TASK GOAL: Scan the records for the word "annotation". Return each line where it is found.

(Dataset excerpts)
□ □ □ □ □ □ □
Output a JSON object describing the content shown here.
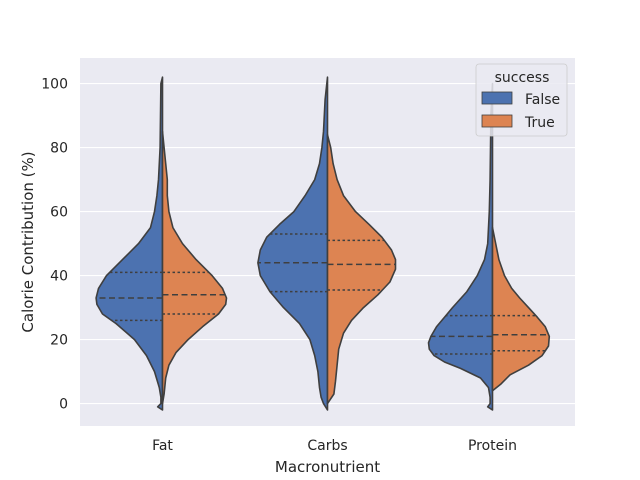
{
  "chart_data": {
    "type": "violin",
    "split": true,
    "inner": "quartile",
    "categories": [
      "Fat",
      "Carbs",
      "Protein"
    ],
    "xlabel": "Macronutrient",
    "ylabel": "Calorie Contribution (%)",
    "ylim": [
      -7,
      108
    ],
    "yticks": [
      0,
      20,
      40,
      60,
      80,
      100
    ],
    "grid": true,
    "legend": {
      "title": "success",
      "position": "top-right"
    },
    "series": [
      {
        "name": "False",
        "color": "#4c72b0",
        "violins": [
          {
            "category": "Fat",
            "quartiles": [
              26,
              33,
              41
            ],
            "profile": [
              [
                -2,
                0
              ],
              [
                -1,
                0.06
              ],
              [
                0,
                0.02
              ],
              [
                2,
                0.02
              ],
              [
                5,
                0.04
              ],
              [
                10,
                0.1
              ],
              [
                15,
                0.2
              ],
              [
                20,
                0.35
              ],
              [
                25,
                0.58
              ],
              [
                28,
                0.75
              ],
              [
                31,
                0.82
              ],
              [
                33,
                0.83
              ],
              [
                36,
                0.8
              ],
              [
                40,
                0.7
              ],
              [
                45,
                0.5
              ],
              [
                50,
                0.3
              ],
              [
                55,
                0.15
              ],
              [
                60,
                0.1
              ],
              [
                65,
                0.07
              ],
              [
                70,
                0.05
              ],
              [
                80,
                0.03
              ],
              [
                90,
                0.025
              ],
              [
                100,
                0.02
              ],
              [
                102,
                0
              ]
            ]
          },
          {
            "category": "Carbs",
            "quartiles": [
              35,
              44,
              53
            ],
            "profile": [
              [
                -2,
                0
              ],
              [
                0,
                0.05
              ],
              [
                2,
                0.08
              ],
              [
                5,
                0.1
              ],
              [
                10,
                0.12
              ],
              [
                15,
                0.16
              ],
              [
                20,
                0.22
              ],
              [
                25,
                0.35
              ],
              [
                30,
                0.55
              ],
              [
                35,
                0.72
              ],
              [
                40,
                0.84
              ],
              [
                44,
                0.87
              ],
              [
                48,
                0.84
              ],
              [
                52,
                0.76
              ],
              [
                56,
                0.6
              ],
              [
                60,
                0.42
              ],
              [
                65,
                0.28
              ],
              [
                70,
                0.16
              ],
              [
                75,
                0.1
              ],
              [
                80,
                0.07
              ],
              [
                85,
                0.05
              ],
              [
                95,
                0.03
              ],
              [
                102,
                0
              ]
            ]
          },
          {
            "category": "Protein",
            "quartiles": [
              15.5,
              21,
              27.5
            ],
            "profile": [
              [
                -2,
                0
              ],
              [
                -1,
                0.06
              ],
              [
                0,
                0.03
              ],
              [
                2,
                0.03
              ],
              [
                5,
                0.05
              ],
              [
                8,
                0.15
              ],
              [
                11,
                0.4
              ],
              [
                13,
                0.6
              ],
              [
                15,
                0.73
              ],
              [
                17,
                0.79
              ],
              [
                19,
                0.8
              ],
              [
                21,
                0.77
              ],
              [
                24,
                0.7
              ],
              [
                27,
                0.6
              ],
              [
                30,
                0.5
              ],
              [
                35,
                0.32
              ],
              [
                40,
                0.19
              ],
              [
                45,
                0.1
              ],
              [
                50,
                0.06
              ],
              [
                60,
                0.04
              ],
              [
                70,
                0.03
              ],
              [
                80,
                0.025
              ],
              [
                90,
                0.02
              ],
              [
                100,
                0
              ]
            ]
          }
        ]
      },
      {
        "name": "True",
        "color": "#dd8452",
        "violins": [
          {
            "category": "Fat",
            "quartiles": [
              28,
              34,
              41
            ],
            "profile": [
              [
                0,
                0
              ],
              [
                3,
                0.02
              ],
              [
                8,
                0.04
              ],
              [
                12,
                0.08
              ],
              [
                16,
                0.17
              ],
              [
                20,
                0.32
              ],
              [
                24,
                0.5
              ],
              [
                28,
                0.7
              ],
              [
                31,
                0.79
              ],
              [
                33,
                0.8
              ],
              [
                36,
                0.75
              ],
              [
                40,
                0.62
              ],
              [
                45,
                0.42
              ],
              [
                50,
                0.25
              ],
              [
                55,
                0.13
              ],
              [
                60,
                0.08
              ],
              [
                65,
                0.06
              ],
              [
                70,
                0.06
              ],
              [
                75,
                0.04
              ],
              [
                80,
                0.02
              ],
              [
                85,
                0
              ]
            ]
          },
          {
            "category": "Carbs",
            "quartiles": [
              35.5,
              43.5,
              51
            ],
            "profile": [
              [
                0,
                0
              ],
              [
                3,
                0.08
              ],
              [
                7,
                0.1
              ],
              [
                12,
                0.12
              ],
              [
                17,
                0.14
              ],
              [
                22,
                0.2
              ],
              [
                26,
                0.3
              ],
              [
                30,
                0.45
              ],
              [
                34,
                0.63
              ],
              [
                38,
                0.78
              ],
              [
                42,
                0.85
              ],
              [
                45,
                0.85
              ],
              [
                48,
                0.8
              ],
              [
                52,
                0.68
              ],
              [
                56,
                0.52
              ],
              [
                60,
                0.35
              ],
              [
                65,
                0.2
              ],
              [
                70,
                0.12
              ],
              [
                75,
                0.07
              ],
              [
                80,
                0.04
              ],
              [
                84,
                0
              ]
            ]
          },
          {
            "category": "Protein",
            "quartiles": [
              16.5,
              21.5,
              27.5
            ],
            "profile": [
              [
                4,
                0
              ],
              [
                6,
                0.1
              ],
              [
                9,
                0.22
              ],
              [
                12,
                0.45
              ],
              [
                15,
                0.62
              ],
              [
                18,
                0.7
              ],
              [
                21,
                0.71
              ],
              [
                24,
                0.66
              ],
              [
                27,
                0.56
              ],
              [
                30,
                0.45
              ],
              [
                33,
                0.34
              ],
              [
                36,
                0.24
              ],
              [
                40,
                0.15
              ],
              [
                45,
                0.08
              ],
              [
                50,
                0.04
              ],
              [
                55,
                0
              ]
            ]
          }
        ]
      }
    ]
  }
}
□ □ □ □ □ □ □
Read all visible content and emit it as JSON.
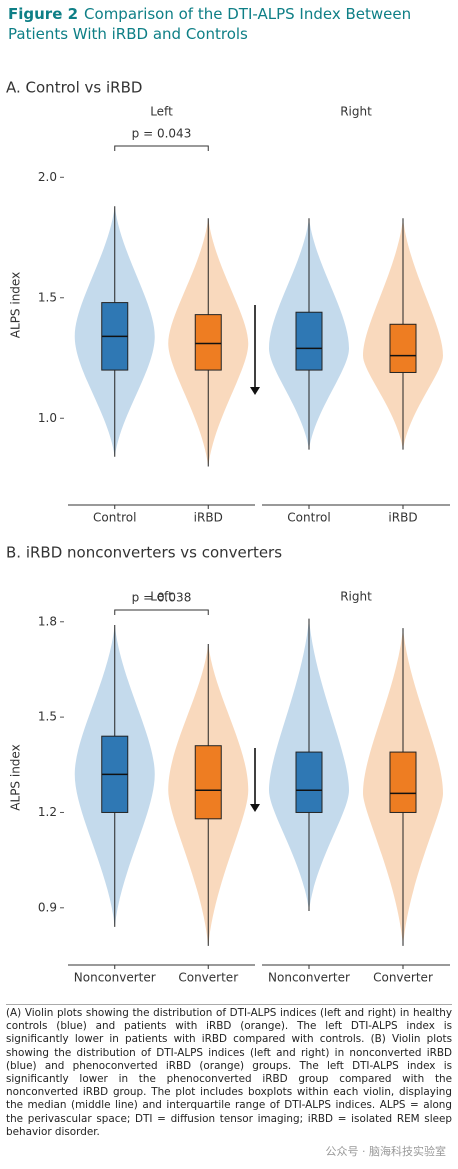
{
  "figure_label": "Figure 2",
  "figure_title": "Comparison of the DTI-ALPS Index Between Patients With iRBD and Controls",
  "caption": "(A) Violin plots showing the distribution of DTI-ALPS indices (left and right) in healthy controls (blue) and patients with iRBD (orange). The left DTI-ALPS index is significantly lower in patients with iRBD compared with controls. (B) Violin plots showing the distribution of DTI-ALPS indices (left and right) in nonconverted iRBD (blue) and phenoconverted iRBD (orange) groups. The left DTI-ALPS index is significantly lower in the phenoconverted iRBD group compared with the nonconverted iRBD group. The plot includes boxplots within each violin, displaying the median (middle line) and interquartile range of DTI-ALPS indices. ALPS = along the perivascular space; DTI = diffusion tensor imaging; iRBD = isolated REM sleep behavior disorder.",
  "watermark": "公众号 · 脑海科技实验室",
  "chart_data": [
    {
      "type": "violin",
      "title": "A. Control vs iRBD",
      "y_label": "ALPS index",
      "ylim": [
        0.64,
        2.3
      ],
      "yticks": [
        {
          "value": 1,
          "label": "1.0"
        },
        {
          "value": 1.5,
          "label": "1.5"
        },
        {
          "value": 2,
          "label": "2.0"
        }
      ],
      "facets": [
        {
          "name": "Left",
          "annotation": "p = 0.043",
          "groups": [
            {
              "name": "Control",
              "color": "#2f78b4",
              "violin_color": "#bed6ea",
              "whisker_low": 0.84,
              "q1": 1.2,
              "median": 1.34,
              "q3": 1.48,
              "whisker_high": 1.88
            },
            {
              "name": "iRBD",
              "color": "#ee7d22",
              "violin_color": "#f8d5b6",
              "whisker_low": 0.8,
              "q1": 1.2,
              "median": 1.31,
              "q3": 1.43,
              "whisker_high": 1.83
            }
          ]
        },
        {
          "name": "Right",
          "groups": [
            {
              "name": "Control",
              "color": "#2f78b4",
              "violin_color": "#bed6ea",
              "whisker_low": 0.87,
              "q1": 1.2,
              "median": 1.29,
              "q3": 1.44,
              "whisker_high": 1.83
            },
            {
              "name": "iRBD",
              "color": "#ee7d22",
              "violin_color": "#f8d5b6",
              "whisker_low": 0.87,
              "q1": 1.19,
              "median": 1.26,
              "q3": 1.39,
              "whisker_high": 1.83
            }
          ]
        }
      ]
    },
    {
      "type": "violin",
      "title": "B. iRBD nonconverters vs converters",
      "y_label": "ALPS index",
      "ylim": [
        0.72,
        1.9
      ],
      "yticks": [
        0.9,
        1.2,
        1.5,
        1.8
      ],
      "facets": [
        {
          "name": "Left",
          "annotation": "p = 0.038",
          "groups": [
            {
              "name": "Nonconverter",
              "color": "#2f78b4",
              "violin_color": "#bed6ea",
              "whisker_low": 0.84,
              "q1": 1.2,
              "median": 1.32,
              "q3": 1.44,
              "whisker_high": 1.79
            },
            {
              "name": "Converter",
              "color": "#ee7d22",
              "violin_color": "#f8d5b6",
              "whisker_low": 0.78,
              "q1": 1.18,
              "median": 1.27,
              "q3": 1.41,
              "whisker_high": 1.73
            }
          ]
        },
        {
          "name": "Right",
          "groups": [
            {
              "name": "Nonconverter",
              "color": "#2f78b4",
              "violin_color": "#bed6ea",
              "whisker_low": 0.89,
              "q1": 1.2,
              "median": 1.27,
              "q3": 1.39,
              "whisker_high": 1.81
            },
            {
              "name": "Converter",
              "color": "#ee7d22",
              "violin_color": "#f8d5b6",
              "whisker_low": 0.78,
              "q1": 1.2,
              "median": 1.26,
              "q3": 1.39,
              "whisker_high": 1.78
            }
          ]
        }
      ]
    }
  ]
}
□ □ □ □ □ □ □
PROBLEM SOLUTION:
          "annotation": "p = 0.043",
          "annotation": "p = 0.038",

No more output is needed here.